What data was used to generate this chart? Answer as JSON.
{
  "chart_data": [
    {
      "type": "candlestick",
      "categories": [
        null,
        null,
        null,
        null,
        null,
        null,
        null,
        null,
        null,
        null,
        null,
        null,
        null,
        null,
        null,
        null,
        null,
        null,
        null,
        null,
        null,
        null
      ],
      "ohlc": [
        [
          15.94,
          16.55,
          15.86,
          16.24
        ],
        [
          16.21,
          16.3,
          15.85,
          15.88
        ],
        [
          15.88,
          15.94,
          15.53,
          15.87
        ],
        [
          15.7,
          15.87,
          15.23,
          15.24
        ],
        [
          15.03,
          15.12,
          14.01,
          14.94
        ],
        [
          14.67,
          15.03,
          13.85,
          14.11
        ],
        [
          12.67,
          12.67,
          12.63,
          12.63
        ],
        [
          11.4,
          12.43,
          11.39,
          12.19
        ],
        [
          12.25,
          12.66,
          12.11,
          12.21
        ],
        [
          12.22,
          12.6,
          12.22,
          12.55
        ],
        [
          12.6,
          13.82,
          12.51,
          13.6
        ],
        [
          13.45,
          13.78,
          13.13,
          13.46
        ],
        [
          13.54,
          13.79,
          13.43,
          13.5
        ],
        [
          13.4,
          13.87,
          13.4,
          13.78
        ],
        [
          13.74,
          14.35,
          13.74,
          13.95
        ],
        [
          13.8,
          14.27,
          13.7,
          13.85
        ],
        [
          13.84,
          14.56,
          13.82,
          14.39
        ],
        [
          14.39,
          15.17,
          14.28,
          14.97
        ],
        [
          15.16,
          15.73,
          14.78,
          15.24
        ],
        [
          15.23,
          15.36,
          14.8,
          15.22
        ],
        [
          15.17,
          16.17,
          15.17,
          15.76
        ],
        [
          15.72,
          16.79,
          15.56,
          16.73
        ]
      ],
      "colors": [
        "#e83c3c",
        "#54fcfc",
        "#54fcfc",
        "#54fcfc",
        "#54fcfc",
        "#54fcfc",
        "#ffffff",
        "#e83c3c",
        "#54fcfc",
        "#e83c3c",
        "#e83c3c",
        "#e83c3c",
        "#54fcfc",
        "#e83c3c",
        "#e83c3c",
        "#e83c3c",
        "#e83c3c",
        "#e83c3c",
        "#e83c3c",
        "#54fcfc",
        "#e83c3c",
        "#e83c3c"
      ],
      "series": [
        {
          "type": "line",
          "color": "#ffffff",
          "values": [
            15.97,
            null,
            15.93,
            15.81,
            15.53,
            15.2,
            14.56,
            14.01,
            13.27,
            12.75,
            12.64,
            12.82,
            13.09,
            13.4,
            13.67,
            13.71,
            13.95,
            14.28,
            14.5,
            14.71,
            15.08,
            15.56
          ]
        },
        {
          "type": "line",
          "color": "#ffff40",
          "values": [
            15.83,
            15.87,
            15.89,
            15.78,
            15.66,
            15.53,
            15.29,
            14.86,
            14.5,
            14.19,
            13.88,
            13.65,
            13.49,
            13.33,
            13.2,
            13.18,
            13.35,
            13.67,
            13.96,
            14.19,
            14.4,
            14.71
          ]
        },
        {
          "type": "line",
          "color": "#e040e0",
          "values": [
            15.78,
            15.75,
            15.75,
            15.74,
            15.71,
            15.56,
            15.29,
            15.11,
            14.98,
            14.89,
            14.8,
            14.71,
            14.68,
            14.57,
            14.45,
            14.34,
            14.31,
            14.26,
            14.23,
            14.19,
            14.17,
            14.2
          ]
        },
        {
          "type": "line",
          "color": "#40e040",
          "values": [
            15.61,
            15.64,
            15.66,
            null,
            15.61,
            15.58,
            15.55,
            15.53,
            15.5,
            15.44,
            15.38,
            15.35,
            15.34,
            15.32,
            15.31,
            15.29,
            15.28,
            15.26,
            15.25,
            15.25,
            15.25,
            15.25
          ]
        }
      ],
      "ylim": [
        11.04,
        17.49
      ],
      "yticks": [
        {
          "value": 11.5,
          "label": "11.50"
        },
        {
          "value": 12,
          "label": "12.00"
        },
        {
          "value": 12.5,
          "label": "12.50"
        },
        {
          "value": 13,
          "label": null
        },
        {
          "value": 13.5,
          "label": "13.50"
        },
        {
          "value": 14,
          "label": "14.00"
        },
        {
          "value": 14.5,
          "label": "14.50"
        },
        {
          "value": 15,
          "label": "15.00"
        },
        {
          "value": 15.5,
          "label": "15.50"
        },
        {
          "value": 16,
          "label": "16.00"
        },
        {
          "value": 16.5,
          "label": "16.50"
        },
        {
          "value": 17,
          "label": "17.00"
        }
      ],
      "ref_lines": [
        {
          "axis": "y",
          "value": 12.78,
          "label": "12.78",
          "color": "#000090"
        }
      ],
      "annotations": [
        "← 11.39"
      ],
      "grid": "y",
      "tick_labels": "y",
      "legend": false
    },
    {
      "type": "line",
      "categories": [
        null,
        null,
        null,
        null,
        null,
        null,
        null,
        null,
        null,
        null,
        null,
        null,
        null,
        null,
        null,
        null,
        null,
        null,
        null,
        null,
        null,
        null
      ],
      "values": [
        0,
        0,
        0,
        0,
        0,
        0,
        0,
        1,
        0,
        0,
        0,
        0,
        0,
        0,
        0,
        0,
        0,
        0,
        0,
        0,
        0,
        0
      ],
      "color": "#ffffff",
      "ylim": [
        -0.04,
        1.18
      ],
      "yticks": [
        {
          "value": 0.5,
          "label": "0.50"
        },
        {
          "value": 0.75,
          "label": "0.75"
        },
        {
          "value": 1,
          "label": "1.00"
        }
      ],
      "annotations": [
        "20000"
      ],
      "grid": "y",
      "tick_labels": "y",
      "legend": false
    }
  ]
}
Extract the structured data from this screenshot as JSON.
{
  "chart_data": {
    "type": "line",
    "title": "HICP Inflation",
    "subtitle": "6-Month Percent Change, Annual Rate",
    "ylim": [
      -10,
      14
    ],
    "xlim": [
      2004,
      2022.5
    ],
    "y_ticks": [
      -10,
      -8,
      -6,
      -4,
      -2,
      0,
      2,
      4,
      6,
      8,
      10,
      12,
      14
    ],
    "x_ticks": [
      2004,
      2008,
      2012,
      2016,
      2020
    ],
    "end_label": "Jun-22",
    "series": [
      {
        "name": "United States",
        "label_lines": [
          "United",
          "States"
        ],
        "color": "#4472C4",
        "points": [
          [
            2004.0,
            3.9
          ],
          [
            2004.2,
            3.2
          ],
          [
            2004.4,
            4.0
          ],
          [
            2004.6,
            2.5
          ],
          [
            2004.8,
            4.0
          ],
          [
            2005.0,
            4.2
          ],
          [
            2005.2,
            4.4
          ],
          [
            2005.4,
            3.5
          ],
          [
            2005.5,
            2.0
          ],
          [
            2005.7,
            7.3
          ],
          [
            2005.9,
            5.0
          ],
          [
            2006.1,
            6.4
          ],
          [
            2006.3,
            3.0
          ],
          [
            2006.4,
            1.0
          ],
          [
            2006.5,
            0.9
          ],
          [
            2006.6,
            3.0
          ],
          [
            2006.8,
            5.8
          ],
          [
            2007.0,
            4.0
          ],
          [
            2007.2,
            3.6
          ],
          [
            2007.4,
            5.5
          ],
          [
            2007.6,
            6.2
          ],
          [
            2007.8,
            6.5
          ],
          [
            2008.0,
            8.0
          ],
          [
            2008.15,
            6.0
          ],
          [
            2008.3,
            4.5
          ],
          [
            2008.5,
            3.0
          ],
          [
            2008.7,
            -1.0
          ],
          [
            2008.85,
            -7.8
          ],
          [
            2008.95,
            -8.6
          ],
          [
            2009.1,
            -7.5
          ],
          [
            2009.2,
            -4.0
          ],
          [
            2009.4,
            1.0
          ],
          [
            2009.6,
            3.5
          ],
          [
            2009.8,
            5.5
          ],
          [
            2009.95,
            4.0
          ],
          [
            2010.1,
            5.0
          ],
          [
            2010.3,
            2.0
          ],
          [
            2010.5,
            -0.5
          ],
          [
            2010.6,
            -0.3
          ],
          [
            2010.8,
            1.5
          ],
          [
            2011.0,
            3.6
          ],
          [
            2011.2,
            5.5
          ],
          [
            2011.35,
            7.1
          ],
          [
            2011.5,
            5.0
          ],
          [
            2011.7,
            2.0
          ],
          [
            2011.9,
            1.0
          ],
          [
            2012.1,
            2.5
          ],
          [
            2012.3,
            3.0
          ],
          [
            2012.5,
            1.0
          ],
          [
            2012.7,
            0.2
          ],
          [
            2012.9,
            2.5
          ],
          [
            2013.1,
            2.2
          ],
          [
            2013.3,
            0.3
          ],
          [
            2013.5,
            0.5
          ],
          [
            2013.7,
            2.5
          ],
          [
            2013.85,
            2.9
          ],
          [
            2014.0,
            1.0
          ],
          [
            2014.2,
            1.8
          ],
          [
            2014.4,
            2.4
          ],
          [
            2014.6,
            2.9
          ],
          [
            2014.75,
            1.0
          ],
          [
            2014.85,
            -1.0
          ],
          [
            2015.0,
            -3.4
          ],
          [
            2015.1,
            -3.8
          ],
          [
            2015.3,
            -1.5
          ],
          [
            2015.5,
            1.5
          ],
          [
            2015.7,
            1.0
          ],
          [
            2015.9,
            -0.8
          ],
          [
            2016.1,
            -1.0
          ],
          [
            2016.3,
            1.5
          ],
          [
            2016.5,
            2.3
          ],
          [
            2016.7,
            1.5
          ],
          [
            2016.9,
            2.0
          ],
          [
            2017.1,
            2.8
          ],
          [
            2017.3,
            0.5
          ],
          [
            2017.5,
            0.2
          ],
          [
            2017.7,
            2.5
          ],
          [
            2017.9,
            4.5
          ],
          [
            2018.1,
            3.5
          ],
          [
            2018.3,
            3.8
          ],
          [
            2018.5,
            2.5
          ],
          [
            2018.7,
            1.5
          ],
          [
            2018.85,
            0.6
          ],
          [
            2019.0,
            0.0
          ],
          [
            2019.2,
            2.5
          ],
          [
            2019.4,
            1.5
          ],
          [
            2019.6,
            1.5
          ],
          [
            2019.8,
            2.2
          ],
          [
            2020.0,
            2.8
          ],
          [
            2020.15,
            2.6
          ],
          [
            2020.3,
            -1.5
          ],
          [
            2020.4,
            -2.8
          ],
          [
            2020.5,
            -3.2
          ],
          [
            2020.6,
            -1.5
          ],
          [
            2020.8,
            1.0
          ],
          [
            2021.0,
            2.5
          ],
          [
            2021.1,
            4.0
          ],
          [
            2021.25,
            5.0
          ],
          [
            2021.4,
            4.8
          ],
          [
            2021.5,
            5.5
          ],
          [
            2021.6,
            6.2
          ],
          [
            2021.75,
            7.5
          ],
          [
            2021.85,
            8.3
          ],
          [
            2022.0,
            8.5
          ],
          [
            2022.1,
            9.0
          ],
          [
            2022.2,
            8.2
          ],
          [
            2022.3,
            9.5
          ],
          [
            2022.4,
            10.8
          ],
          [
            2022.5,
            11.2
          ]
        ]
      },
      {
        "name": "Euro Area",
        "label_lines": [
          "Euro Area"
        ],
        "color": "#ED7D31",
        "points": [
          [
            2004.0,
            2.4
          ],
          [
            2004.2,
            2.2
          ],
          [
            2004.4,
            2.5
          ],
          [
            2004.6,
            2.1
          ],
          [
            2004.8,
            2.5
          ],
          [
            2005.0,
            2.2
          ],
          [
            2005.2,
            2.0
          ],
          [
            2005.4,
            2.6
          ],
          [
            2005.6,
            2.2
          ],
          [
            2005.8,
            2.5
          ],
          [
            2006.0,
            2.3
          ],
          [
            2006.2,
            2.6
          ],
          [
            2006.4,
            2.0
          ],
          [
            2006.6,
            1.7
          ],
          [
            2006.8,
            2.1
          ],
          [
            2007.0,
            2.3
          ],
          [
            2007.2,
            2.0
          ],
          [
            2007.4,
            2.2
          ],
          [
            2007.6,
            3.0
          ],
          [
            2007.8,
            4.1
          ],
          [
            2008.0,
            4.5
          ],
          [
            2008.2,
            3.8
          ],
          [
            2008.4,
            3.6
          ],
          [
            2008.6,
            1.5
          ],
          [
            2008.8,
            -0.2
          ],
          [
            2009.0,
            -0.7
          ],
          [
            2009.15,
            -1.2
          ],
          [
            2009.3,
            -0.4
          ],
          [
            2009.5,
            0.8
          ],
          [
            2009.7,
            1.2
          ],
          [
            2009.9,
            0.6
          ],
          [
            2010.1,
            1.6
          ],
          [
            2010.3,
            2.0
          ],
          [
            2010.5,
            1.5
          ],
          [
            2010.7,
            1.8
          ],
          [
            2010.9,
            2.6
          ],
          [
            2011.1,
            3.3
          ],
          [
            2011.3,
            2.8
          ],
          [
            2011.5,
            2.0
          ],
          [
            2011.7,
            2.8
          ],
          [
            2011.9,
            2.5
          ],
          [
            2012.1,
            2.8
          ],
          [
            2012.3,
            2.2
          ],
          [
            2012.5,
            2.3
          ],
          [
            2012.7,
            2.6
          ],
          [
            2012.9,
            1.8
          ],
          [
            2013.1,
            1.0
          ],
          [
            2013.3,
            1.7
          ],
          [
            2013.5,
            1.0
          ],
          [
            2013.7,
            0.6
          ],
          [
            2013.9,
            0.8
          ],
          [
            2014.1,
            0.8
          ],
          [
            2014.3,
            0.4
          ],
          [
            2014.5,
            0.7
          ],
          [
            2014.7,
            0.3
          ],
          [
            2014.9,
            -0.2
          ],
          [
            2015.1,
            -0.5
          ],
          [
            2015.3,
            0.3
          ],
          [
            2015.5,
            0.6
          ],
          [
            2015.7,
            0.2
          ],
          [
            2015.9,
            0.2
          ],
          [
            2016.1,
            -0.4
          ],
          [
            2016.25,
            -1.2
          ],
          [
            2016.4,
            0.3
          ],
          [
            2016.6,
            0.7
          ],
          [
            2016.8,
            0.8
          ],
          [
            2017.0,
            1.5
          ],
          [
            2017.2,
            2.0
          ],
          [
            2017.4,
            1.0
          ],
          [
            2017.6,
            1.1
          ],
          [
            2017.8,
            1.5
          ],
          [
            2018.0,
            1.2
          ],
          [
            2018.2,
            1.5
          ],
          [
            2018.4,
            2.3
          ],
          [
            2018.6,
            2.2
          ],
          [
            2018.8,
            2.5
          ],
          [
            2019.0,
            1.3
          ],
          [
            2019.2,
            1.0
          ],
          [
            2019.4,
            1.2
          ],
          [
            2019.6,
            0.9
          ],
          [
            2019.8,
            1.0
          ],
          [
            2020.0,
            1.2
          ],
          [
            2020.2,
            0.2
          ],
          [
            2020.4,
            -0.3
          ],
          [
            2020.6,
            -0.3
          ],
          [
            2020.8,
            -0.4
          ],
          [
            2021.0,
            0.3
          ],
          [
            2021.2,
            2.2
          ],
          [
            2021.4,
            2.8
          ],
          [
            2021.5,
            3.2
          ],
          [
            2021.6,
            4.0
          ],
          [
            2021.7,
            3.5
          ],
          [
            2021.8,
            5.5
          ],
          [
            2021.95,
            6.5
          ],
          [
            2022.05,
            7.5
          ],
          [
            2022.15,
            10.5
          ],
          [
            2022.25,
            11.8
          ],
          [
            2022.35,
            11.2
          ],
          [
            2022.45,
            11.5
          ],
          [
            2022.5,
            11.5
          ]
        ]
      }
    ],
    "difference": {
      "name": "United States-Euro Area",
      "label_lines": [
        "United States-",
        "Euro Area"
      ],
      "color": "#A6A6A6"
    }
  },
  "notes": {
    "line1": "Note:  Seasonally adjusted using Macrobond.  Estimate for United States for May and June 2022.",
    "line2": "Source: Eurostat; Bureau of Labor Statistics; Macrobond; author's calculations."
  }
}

Exercise brief:
Copy down every line of the entries containing the word "Area".

Expected answer:
        "name": "Euro Area",
          "Euro Area"
      "name": "United States-Euro Area",
        "Euro Area"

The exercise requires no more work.